** BEGIN TEXT **
Senior Staff Site Reliability Engineer

Fivetran Fivetran · Data AI · Oakland, CA · Engineering Department

Fivetran is seeking a Senior Staff Site Reliability Engineer to ensure the performance, reliability, and stability of their data platform infrastructure. This role involves monitoring, incident response, automation, and collaboration with engineering teams to evolve systems and maintain high availability.

What you'd actually do

  1. Responsible for ongoing reliability and robustness of Fivetran’s production infrastructure by monitoring availability, capacity, and throughput.
  2. Evolve systems by adding reliability into our product roadmap
  3. Coordinate the re-prioritize or fix critical bugs for support or sales requirements as needed
  4. Make recommendations to production infrastructure by interfacing with engineering to ensure 100% availability
  5. Ensure scalable artifacts deployment to all environments by automation scripts

Skills

Required

  • managed Kubernetes (EKS, AKS, and GKE)
  • Cloud Platforms and related tooling: AWS, Azure, GCP, Terraform, Ansible, Buildkite, Pulumi, and ArgoCD
  • Python/Shell scripting
  • Linux operating systems, internals, and administration
  • cloud networking like VPNs, Privatelinks, and Private Service connect (GCP)
  • PostgreSQL

Nice to have

  • Java
  • GO

What the JD emphasized

  • 100% availability
** END TEXT **
(PROMPT): Rewrite the part of the job posting that opens with the words containing "2. Evolve systems" and closes with "AKS, and GKE)", substituting "production environment" for "production infrastructure". The listing after this is separate material and has no connection to the job posting.
** BEGIN COLLECTED DATA **
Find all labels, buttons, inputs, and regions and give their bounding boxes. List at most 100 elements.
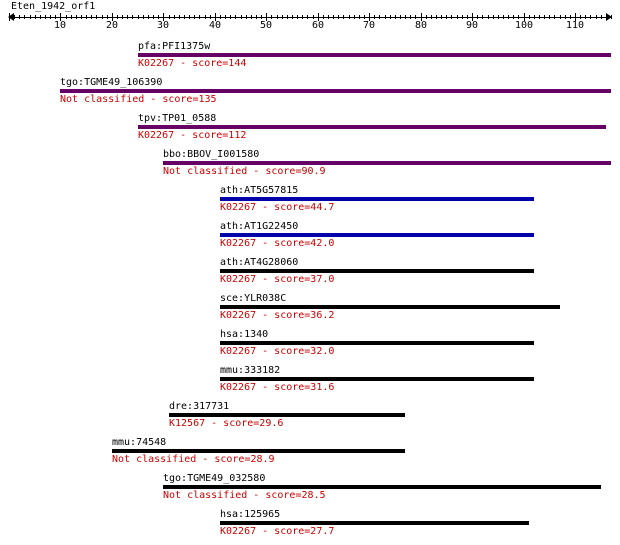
** END COLLECTED DATA **
(IN RESPONSE):
2. Evolve systems by adding reliability into our product roadmap
  3. Coordinate the re-prioritize or fix critical bugs for support or sales requirements as needed
  4. Make recommendations to production environment by interfacing with engineering to ensure 100% availability
  5. Ensure scalable artifacts deployment to all environments by automation scripts

Skills

Required

  • managed Kubernetes (EKS, AKS, and GKE)